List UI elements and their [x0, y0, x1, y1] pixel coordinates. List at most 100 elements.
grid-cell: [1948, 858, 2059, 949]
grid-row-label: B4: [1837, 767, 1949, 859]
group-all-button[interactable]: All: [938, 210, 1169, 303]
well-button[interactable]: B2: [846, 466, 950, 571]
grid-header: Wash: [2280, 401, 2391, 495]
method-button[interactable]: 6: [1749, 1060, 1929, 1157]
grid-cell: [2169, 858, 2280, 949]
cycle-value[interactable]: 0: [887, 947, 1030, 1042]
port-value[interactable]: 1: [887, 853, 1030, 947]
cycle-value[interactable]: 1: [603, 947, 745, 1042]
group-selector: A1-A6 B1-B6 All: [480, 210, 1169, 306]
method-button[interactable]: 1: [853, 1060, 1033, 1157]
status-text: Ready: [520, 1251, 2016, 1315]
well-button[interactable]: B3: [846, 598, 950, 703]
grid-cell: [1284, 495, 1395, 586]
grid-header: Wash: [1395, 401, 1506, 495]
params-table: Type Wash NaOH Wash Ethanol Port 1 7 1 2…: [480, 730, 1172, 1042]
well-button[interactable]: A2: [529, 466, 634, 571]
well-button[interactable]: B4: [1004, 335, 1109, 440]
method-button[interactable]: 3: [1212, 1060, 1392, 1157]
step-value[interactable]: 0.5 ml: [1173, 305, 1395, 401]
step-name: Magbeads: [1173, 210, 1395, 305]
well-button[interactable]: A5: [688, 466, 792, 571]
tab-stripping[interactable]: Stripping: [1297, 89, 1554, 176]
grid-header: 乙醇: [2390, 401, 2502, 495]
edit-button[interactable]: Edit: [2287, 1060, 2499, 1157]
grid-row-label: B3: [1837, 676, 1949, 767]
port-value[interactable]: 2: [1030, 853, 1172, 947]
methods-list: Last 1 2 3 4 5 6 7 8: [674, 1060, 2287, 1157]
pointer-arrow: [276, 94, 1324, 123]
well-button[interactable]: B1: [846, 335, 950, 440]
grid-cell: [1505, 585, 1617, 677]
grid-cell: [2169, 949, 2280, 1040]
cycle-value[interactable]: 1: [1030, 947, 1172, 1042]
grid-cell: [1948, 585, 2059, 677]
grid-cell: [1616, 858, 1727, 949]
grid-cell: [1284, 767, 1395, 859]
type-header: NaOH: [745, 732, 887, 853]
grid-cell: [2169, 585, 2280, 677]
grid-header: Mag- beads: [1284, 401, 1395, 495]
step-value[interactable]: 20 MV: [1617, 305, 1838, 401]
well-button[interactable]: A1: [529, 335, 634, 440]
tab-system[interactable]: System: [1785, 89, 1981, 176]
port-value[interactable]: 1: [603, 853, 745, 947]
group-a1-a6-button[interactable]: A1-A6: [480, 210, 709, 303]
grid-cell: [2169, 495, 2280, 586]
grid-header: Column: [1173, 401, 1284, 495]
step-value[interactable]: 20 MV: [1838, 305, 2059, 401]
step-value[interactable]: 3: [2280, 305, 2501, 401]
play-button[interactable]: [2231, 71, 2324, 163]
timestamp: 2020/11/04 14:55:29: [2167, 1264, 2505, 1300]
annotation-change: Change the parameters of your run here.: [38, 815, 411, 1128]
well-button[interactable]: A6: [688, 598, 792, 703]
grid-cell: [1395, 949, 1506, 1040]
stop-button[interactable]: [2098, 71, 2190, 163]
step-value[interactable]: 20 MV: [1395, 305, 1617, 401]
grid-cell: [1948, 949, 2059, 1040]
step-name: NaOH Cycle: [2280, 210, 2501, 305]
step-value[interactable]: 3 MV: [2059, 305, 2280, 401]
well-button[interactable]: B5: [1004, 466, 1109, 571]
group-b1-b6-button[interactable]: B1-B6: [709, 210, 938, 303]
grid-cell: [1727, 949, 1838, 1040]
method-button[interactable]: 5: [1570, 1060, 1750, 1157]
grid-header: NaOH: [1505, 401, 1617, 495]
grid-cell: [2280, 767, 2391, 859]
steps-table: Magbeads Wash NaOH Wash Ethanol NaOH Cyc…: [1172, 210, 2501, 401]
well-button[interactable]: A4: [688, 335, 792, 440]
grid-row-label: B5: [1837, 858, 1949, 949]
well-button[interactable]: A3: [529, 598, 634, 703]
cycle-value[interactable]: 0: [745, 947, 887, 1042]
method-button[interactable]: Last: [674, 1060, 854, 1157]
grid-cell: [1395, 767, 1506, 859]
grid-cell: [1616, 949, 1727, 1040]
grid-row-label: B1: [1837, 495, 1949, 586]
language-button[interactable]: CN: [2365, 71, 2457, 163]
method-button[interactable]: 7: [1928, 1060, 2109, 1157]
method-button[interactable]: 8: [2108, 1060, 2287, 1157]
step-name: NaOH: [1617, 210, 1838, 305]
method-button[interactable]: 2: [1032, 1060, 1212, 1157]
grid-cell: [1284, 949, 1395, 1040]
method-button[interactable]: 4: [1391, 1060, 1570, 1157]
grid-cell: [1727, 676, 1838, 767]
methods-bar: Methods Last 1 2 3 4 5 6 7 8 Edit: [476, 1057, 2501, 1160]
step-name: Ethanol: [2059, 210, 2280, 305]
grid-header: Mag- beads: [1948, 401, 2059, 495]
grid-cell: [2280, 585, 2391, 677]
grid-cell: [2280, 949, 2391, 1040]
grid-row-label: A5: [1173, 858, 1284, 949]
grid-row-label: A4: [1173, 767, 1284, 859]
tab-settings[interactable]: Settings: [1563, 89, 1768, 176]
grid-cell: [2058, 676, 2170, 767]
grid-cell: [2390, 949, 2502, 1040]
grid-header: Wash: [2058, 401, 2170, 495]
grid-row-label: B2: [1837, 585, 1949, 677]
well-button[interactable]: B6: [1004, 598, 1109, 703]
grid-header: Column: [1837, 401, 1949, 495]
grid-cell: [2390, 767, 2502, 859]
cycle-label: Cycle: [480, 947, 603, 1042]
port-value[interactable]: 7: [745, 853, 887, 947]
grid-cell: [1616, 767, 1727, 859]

**PROBLEM TO WORK ON**
Write out the records above line for line, changing nothing.

**SOLVED PROBLEM**
List UI elements and their [x0, y0, x1, y1] pixel coordinates. List at most 100 elements.
grid-cell: [1948, 858, 2059, 949]
grid-row-label: B4: [1837, 767, 1949, 859]
group-all-button[interactable]: All: [938, 210, 1169, 303]
well-button[interactable]: B2: [846, 466, 950, 571]
grid-header: Wash: [2280, 401, 2391, 495]
method-button[interactable]: 6: [1749, 1060, 1929, 1157]
grid-cell: [2169, 858, 2280, 949]
cycle-value[interactable]: 0: [887, 947, 1030, 1042]
port-value[interactable]: 1: [887, 853, 1030, 947]
cycle-value[interactable]: 1: [603, 947, 745, 1042]
group-selector: A1-A6 B1-B6 All: [480, 210, 1169, 306]
method-button[interactable]: 1: [853, 1060, 1033, 1157]
status-text: Ready: [520, 1251, 2016, 1315]
well-button[interactable]: B3: [846, 598, 950, 703]
grid-cell: [1284, 495, 1395, 586]
grid-header: Wash: [1395, 401, 1506, 495]
params-table: Type Wash NaOH Wash Ethanol Port 1 7 1 2…: [480, 730, 1172, 1042]
well-button[interactable]: A2: [529, 466, 634, 571]
well-button[interactable]: B4: [1004, 335, 1109, 440]
method-button[interactable]: 3: [1212, 1060, 1392, 1157]
step-value[interactable]: 0.5 ml: [1173, 305, 1395, 401]
step-name: Magbeads: [1173, 210, 1395, 305]
well-button[interactable]: A5: [688, 466, 792, 571]
tab-stripping[interactable]: Stripping: [1297, 89, 1554, 176]
grid-header: 乙醇: [2390, 401, 2502, 495]
edit-button[interactable]: Edit: [2287, 1060, 2499, 1157]
grid-row-label: B3: [1837, 676, 1949, 767]
port-value[interactable]: 2: [1030, 853, 1172, 947]
methods-list: Last 1 2 3 4 5 6 7 8: [674, 1060, 2287, 1157]
pointer-arrow: [276, 94, 1324, 123]
well-button[interactable]: B1: [846, 335, 950, 440]
grid-cell: [1505, 585, 1617, 677]
grid-cell: [2169, 949, 2280, 1040]
cycle-value[interactable]: 1: [1030, 947, 1172, 1042]
grid-cell: [1948, 585, 2059, 677]
grid-cell: [1616, 858, 1727, 949]
grid-cell: [1284, 767, 1395, 859]
type-header: NaOH: [745, 732, 887, 853]
grid-cell: [2169, 585, 2280, 677]
grid-header: Mag- beads: [1284, 401, 1395, 495]
step-value[interactable]: 20 MV: [1617, 305, 1838, 401]
well-button[interactable]: A1: [529, 335, 634, 440]
tab-system[interactable]: System: [1785, 89, 1981, 176]
port-value[interactable]: 1: [603, 853, 745, 947]
group-a1-a6-button[interactable]: A1-A6: [480, 210, 709, 303]
grid-cell: [2169, 495, 2280, 586]
grid-header: Column: [1173, 401, 1284, 495]
step-value[interactable]: 20 MV: [1838, 305, 2059, 401]
step-value[interactable]: 3: [2280, 305, 2501, 401]
play-button[interactable]: [2231, 71, 2324, 163]
timestamp: 2020/11/04 14:55:29: [2167, 1264, 2505, 1300]
annotation-change: Change the parameters of your run here.: [38, 815, 411, 1128]
well-button[interactable]: A6: [688, 598, 792, 703]
grid-cell: [1395, 949, 1506, 1040]
stop-button[interactable]: [2098, 71, 2190, 163]
step-value[interactable]: 20 MV: [1395, 305, 1617, 401]
grid-cell: [1948, 949, 2059, 1040]
step-name: NaOH Cycle: [2280, 210, 2501, 305]
step-value[interactable]: 3 MV: [2059, 305, 2280, 401]
well-button[interactable]: B5: [1004, 466, 1109, 571]
group-b1-b6-button[interactable]: B1-B6: [709, 210, 938, 303]
grid-cell: [1727, 949, 1838, 1040]
method-button[interactable]: 5: [1570, 1060, 1750, 1157]
grid-header: NaOH: [1505, 401, 1617, 495]
grid-cell: [2280, 767, 2391, 859]
steps-table: Magbeads Wash NaOH Wash Ethanol NaOH Cyc…: [1172, 210, 2501, 401]
well-button[interactable]: A4: [688, 335, 792, 440]
grid-row-label: B5: [1837, 858, 1949, 949]
well-button[interactable]: A3: [529, 598, 634, 703]
cycle-value[interactable]: 0: [745, 947, 887, 1042]
method-button[interactable]: Last: [674, 1060, 854, 1157]
grid-cell: [1395, 767, 1506, 859]
grid-cell: [1616, 949, 1727, 1040]
grid-row-label: B1: [1837, 495, 1949, 586]
language-button[interactable]: CN: [2365, 71, 2457, 163]
method-button[interactable]: 7: [1928, 1060, 2109, 1157]
method-button[interactable]: 8: [2108, 1060, 2287, 1157]
step-name: NaOH: [1617, 210, 1838, 305]
method-button[interactable]: 2: [1032, 1060, 1212, 1157]
grid-cell: [1284, 949, 1395, 1040]
method-button[interactable]: 4: [1391, 1060, 1570, 1157]
grid-cell: [1727, 676, 1838, 767]
methods-bar: Methods Last 1 2 3 4 5 6 7 8 Edit: [476, 1057, 2501, 1160]
step-name: Ethanol: [2059, 210, 2280, 305]
grid-header: Mag- beads: [1948, 401, 2059, 495]
grid-cell: [2280, 585, 2391, 677]
grid-cell: [2280, 949, 2391, 1040]
grid-row-label: A5: [1173, 858, 1284, 949]
grid-row-label: A4: [1173, 767, 1284, 859]
tab-settings[interactable]: Settings: [1563, 89, 1768, 176]
grid-cell: [2058, 676, 2170, 767]
grid-cell: [2390, 949, 2502, 1040]
grid-header: Wash: [2058, 401, 2170, 495]
grid-row-label: B2: [1837, 585, 1949, 677]
well-button[interactable]: B6: [1004, 598, 1109, 703]
grid-header: Column: [1837, 401, 1949, 495]
grid-cell: [2390, 767, 2502, 859]
cycle-label: Cycle: [480, 947, 603, 1042]
port-value[interactable]: 7: [745, 853, 887, 947]
grid-cell: [1616, 767, 1727, 859]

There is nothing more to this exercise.